Work required:
Look through the listing and locate every line containing the word "dropdown"; copy those lines.

==================================================

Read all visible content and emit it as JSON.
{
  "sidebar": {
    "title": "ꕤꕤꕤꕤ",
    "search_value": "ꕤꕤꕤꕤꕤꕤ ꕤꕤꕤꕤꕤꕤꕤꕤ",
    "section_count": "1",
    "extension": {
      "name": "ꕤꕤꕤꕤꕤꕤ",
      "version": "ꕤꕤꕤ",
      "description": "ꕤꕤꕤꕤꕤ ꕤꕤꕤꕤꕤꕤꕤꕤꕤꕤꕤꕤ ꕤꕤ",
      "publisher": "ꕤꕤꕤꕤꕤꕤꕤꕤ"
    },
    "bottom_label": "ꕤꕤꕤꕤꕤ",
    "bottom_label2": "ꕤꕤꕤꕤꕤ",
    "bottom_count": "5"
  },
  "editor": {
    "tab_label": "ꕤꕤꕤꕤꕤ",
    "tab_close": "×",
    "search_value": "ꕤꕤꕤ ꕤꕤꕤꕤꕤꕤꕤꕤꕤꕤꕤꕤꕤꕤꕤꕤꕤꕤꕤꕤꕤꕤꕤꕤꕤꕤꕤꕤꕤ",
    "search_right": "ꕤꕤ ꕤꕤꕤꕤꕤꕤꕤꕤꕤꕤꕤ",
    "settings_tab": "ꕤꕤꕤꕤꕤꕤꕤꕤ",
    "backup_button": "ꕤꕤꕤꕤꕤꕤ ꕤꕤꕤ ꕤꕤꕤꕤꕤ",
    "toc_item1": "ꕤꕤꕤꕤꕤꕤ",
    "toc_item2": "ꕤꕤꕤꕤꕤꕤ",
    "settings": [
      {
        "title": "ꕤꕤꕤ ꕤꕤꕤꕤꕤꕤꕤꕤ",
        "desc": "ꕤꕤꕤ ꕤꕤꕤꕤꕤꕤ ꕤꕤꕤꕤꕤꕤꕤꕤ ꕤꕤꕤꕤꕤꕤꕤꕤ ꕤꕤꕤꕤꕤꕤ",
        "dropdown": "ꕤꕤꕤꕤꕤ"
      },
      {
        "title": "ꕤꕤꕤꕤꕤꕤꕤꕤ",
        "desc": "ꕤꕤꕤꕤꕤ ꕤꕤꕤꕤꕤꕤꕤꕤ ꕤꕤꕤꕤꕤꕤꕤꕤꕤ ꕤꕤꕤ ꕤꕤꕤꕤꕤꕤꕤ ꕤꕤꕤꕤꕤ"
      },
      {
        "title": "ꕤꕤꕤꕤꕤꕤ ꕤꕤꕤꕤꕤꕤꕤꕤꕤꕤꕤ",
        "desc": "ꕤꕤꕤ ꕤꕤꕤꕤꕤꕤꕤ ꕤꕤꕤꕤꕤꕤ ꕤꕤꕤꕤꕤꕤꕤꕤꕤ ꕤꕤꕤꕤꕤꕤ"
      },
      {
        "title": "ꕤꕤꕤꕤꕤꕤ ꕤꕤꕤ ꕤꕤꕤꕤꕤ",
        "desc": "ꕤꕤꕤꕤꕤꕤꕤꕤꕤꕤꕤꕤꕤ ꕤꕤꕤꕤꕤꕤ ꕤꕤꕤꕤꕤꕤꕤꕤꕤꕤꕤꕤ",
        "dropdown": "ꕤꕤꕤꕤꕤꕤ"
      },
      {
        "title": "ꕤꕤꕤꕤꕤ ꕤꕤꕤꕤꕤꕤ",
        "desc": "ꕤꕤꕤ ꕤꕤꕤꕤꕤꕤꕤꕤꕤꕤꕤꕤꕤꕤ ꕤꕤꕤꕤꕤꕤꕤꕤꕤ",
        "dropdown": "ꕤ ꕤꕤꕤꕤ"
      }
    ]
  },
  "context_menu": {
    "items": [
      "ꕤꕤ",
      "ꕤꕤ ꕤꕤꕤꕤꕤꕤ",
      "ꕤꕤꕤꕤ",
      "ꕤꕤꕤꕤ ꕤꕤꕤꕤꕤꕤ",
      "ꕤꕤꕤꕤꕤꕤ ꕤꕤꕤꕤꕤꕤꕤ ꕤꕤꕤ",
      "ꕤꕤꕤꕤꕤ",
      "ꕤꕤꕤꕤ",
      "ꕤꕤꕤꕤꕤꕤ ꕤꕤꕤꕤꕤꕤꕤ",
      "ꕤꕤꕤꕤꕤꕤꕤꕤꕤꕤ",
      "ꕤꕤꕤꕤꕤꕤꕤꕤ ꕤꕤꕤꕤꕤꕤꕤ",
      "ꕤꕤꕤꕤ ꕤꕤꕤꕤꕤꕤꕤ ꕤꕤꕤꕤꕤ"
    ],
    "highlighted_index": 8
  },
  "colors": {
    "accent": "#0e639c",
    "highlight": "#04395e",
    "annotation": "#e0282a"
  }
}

==================================================

The response:
        "dropdown": "ꕤꕤꕤꕤꕤ"
        "dropdown": "ꕤꕤꕤꕤꕤꕤ"
        "dropdown": "ꕤ ꕤꕤꕤꕤ"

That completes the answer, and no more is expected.